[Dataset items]
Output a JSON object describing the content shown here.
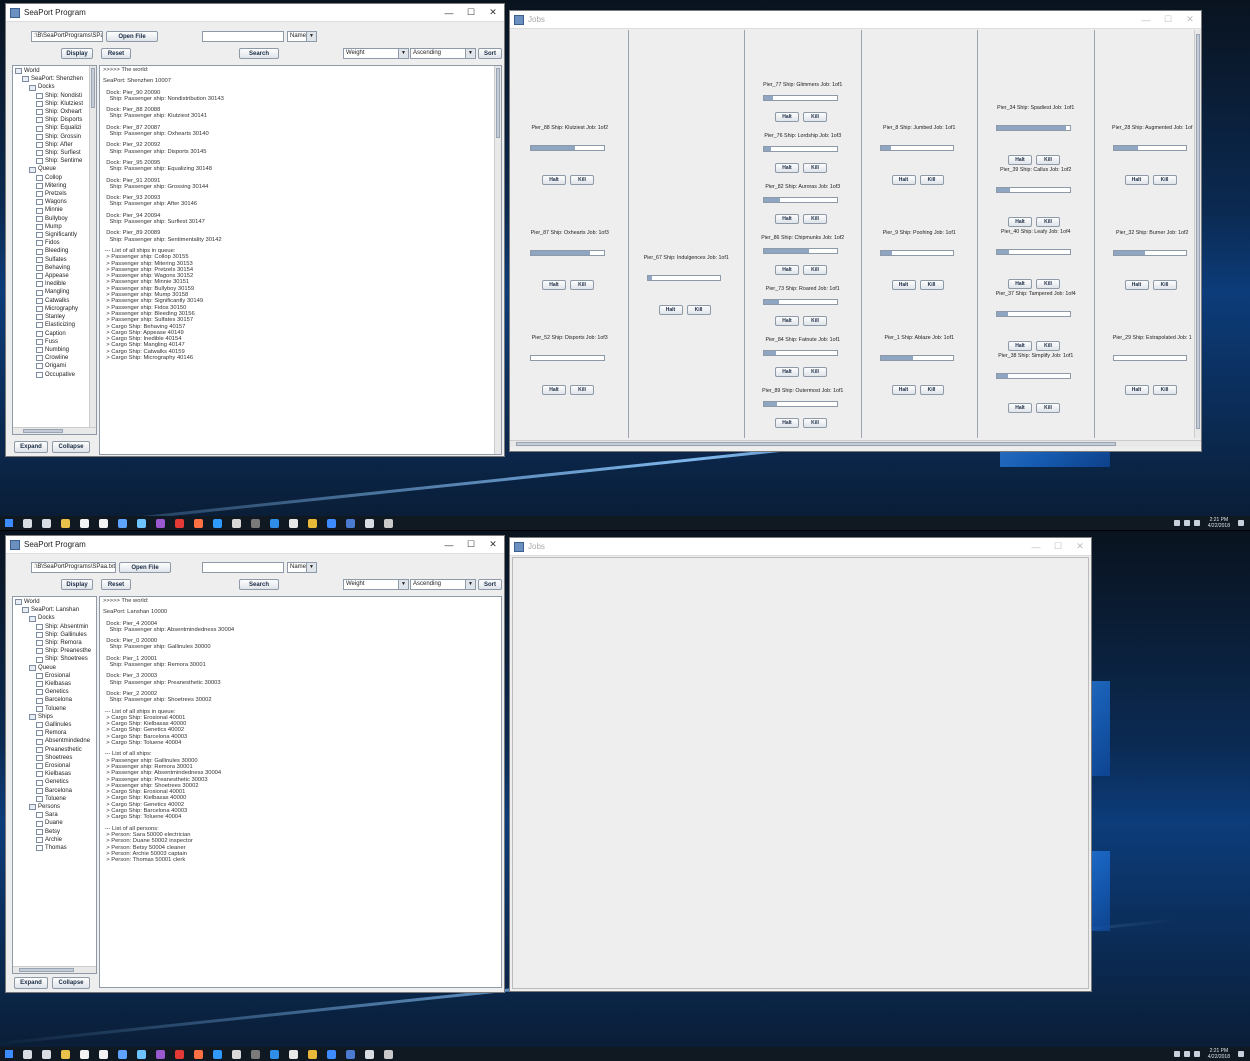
{
  "app": {
    "title": "SeaPort Program",
    "file_path": ":\\B\\SeaPortPrograms\\SPaa.txt",
    "open_file_label": "Open File",
    "search_value": "",
    "search_type": "Name",
    "display_label": "Display",
    "reset_label": "Reset",
    "search_label": "Search",
    "sort_field": "Weight",
    "sort_order": "Ascending",
    "sort_label": "Sort",
    "expand_label": "Expand",
    "collapse_label": "Collapse"
  },
  "jobs_window": {
    "title": "Jobs"
  },
  "window_buttons": {
    "minimize": "—",
    "maximize": "☐",
    "close": "✕"
  },
  "top": {
    "tree": [
      {
        "text": "World",
        "indent": 0,
        "folder": true
      },
      {
        "text": "SeaPort: Shenzhen",
        "indent": 1,
        "folder": true
      },
      {
        "text": "Docks",
        "indent": 2,
        "folder": true
      },
      {
        "text": "Ship: Nondisti",
        "indent": 3,
        "folder": false
      },
      {
        "text": "Ship: Klutziest",
        "indent": 3,
        "folder": false
      },
      {
        "text": "Ship: Oxheart",
        "indent": 3,
        "folder": false
      },
      {
        "text": "Ship: Disports",
        "indent": 3,
        "folder": false
      },
      {
        "text": "Ship: Equalizi",
        "indent": 3,
        "folder": false
      },
      {
        "text": "Ship: Grossin",
        "indent": 3,
        "folder": false
      },
      {
        "text": "Ship: After",
        "indent": 3,
        "folder": false
      },
      {
        "text": "Ship: Surfiest",
        "indent": 3,
        "folder": false
      },
      {
        "text": "Ship: Sentime",
        "indent": 3,
        "folder": false
      },
      {
        "text": "Queue",
        "indent": 2,
        "folder": true
      },
      {
        "text": "Collop",
        "indent": 3,
        "folder": false
      },
      {
        "text": "Mitering",
        "indent": 3,
        "folder": false
      },
      {
        "text": "Pretzels",
        "indent": 3,
        "folder": false
      },
      {
        "text": "Wagons",
        "indent": 3,
        "folder": false
      },
      {
        "text": "Minnie",
        "indent": 3,
        "folder": false
      },
      {
        "text": "Bullyboy",
        "indent": 3,
        "folder": false
      },
      {
        "text": "Mump",
        "indent": 3,
        "folder": false
      },
      {
        "text": "Significantly",
        "indent": 3,
        "folder": false
      },
      {
        "text": "Fidos",
        "indent": 3,
        "folder": false
      },
      {
        "text": "Bleeding",
        "indent": 3,
        "folder": false
      },
      {
        "text": "Sulfates",
        "indent": 3,
        "folder": false
      },
      {
        "text": "Behaving",
        "indent": 3,
        "folder": false
      },
      {
        "text": "Appease",
        "indent": 3,
        "folder": false
      },
      {
        "text": "Inedible",
        "indent": 3,
        "folder": false
      },
      {
        "text": "Mangling",
        "indent": 3,
        "folder": false
      },
      {
        "text": "Catwalks",
        "indent": 3,
        "folder": false
      },
      {
        "text": "Micrography",
        "indent": 3,
        "folder": false
      },
      {
        "text": "Stanley",
        "indent": 3,
        "folder": false
      },
      {
        "text": "Elasticizing",
        "indent": 3,
        "folder": false
      },
      {
        "text": "Caption",
        "indent": 3,
        "folder": false
      },
      {
        "text": "Fuss",
        "indent": 3,
        "folder": false
      },
      {
        "text": "Numbing",
        "indent": 3,
        "folder": false
      },
      {
        "text": "Crowline",
        "indent": 3,
        "folder": false
      },
      {
        "text": "Origami",
        "indent": 3,
        "folder": false
      },
      {
        "text": "Occupative",
        "indent": 3,
        "folder": false
      }
    ],
    "log": [
      ">>>>> The world:",
      "",
      "SeaPort: Shenzhen 10007",
      "",
      "  Dock: Pier_90 20090",
      "    Ship: Passenger ship: Nondistribution 30143",
      "",
      "  Dock: Pier_88 20088",
      "    Ship: Passenger ship: Klutziest 30141",
      "",
      "  Dock: Pier_87 20087",
      "    Ship: Passenger ship: Oxhearts 30140",
      "",
      "  Dock: Pier_92 20092",
      "    Ship: Passenger ship: Disports 30145",
      "",
      "  Dock: Pier_95 20095",
      "    Ship: Passenger ship: Equalizing 30148",
      "",
      "  Dock: Pier_91 20091",
      "    Ship: Passenger ship: Grossing 30144",
      "",
      "  Dock: Pier_93 20093",
      "    Ship: Passenger ship: After 30146",
      "",
      "  Dock: Pier_94 20094",
      "    Ship: Passenger ship: Surfiest 30147",
      "",
      "  Dock: Pier_89 20089",
      "    Ship: Passenger ship: Sentimentality 30142",
      "",
      " --- List of all ships in queue:",
      "  > Passenger ship: Collop 30155",
      "  > Passenger ship: Mitering 30153",
      "  > Passenger ship: Pretzels 30154",
      "  > Passenger ship: Wagons 30152",
      "  > Passenger ship: Minnie 30151",
      "  > Passenger ship: Bullyboy 30159",
      "  > Passenger ship: Mump 30158",
      "  > Passenger ship: Significantly 30149",
      "  > Passenger ship: Fidos 30150",
      "  > Passenger ship: Bleeding 30156",
      "  > Passenger ship: Sulfates 30157",
      "  > Cargo Ship: Behaving 40157",
      "  > Cargo Ship: Appease 40149",
      "  > Cargo Ship: Inedible 40154",
      "  > Cargo Ship: Mangling 40147",
      "  > Cargo Ship: Catwalks 40159",
      "  > Cargo Ship: Micrography 40146"
    ],
    "jobs": [
      [
        {
          "label": "Pier_88 Ship: Klutziest Job: 1of2",
          "progress": 0.6
        },
        {
          "label": "Pier_87 Ship: Oxhearts Job: 1of3",
          "progress": 0.82
        },
        {
          "label": "Pier_52 Ship: Disports Job: 1of3",
          "progress": 0
        }
      ],
      [
        {
          "label": "Pier_67 Ship: Indulgences Job: 1of1",
          "progress": 0.06
        }
      ],
      [
        {
          "label": "Pier_77 Ship: Glimmers Job: 1of1",
          "progress": 0.12
        },
        {
          "label": "Pier_76 Ship: Lordship Job: 1of3",
          "progress": 0.1
        },
        {
          "label": "Pier_82 Ship: Auroras Job: 1of3",
          "progress": 0.22
        },
        {
          "label": "Pier_86 Ship: Chipmunks Job: 1of2",
          "progress": 0.62
        },
        {
          "label": "Pier_73 Ship: Roared Job: 1of1",
          "progress": 0.2
        },
        {
          "label": "Pier_84 Ship: Fatnute Job: 1of1",
          "progress": 0.17
        },
        {
          "label": "Pier_89 Ship: Outermost Job: 1of1",
          "progress": 0.18
        }
      ],
      [
        {
          "label": "Pier_8 Ship: Jumbed Job: 1of1",
          "progress": 0.14
        },
        {
          "label": "Pier_9 Ship: Poohing Job: 1of1",
          "progress": 0.16
        },
        {
          "label": "Pier_1 Ship: Ablaze Job: 1of1",
          "progress": 0.45
        }
      ],
      [
        {
          "label": "Pier_34 Ship: Spadiest Job: 1of1",
          "progress": 0.95
        },
        {
          "label": "Pier_39 Ship: Callus Job: 1of2",
          "progress": 0.18
        },
        {
          "label": "Pier_40 Ship: Leafy Job: 1of4",
          "progress": 0.16
        },
        {
          "label": "Pier_37 Ship: Tampered Job: 1of4",
          "progress": 0.15
        },
        {
          "label": "Pier_38 Ship: Simplify Job: 1of1",
          "progress": 0.15
        }
      ],
      [
        {
          "label": "Pier_28 Ship: Augmented Job: 1of",
          "progress": 0.34
        },
        {
          "label": "Pier_32 Ship: Burner Job: 1of2",
          "progress": 0.43
        },
        {
          "label": "Pier_29 Ship: Extrapolated Job: 1",
          "progress": 0
        }
      ]
    ],
    "job_buttons": {
      "halt": "Halt",
      "kill": "Kill"
    },
    "clock_time": "2:21 PM",
    "clock_date": "4/22/2018"
  },
  "bottom": {
    "tree": [
      {
        "text": "World",
        "indent": 0,
        "folder": true
      },
      {
        "text": "SeaPort: Lanshan",
        "indent": 1,
        "folder": true
      },
      {
        "text": "Docks",
        "indent": 2,
        "folder": true
      },
      {
        "text": "Ship: Absentmin",
        "indent": 3,
        "folder": false
      },
      {
        "text": "Ship: Gallinules",
        "indent": 3,
        "folder": false
      },
      {
        "text": "Ship: Remora",
        "indent": 3,
        "folder": false
      },
      {
        "text": "Ship: Preanesthe",
        "indent": 3,
        "folder": false
      },
      {
        "text": "Ship: Shoetrees",
        "indent": 3,
        "folder": false
      },
      {
        "text": "Queue",
        "indent": 2,
        "folder": true
      },
      {
        "text": "Erosional",
        "indent": 3,
        "folder": false
      },
      {
        "text": "Kielbasas",
        "indent": 3,
        "folder": false
      },
      {
        "text": "Genetics",
        "indent": 3,
        "folder": false
      },
      {
        "text": "Barcelona",
        "indent": 3,
        "folder": false
      },
      {
        "text": "Toluene",
        "indent": 3,
        "folder": false
      },
      {
        "text": "Ships",
        "indent": 2,
        "folder": true
      },
      {
        "text": "Gallinules",
        "indent": 3,
        "folder": false
      },
      {
        "text": "Remora",
        "indent": 3,
        "folder": false
      },
      {
        "text": "Absentmindedne",
        "indent": 3,
        "folder": false
      },
      {
        "text": "Preanesthetic",
        "indent": 3,
        "folder": false
      },
      {
        "text": "Shoetrees",
        "indent": 3,
        "folder": false
      },
      {
        "text": "Erosional",
        "indent": 3,
        "folder": false
      },
      {
        "text": "Kielbasas",
        "indent": 3,
        "folder": false
      },
      {
        "text": "Genetics",
        "indent": 3,
        "folder": false
      },
      {
        "text": "Barcelona",
        "indent": 3,
        "folder": false
      },
      {
        "text": "Toluene",
        "indent": 3,
        "folder": false
      },
      {
        "text": "Persons",
        "indent": 2,
        "folder": true
      },
      {
        "text": "Sara",
        "indent": 3,
        "folder": false
      },
      {
        "text": "Duane",
        "indent": 3,
        "folder": false
      },
      {
        "text": "Betsy",
        "indent": 3,
        "folder": false
      },
      {
        "text": "Archie",
        "indent": 3,
        "folder": false
      },
      {
        "text": "Thomas",
        "indent": 3,
        "folder": false
      }
    ],
    "log": [
      ">>>>> The world:",
      "",
      "SeaPort: Lanshan 10000",
      "",
      "  Dock: Pier_4 20004",
      "    Ship: Passenger ship: Absentmindedness 30004",
      "",
      "  Dock: Pier_0 20000",
      "    Ship: Passenger ship: Gallinules 30000",
      "",
      "  Dock: Pier_1 20001",
      "    Ship: Passenger ship: Remora 30001",
      "",
      "  Dock: Pier_3 20003",
      "    Ship: Passenger ship: Preanesthetic 30003",
      "",
      "  Dock: Pier_2 20002",
      "    Ship: Passenger ship: Shoetrees 30002",
      "",
      " --- List of all ships in queue:",
      "  > Cargo Ship: Erosional 40001",
      "  > Cargo Ship: Kielbasas 40000",
      "  > Cargo Ship: Genetics 40002",
      "  > Cargo Ship: Barcelona 40003",
      "  > Cargo Ship: Toluene 40004",
      "",
      " --- List of all ships:",
      "  > Passenger ship: Gallinules 30000",
      "  > Passenger ship: Remora 30001",
      "  > Passenger ship: Absentmindedness 30004",
      "  > Passenger ship: Preanesthetic 30003",
      "  > Passenger ship: Shoetrees 30002",
      "  > Cargo Ship: Erosional 40001",
      "  > Cargo Ship: Kielbasas 40000",
      "  > Cargo Ship: Genetics 40002",
      "  > Cargo Ship: Barcelona 40003",
      "  > Cargo Ship: Toluene 40004",
      "",
      " --- List of all persons:",
      "  > Person: Sara 50000 electrician",
      "  > Person: Duane 50002 inspector",
      "  > Person: Betsy 50004 cleaner",
      "  > Person: Archie 50003 captain",
      "  > Person: Thomas 50001 clerk"
    ],
    "clock_time": "2:21 PM",
    "clock_date": "4/22/2018"
  },
  "taskbar_icons": [
    "start-icon",
    "search-icon",
    "task-view-icon",
    "file-explorer-icon",
    "store-icon",
    "mail-icon",
    "edge-icon",
    "photos-icon",
    "app-icon-1",
    "flash-icon",
    "app-icon-2",
    "chrome-icon",
    "app-icon-3",
    "app-icon-4",
    "vscode-icon",
    "app-icon-5",
    "chrome-icon-2",
    "app-icon-6",
    "app-icon-7",
    "java-icon",
    "java-app-icon"
  ],
  "colors": {
    "progress_fill": "#8ea6c2",
    "taskbar": "#101822"
  }
}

### EXERCISE INSTRUCTIONS
Look through the records above and report how many lines hold the word "Thomas", giving only the number.

### TASK OUTPUT
2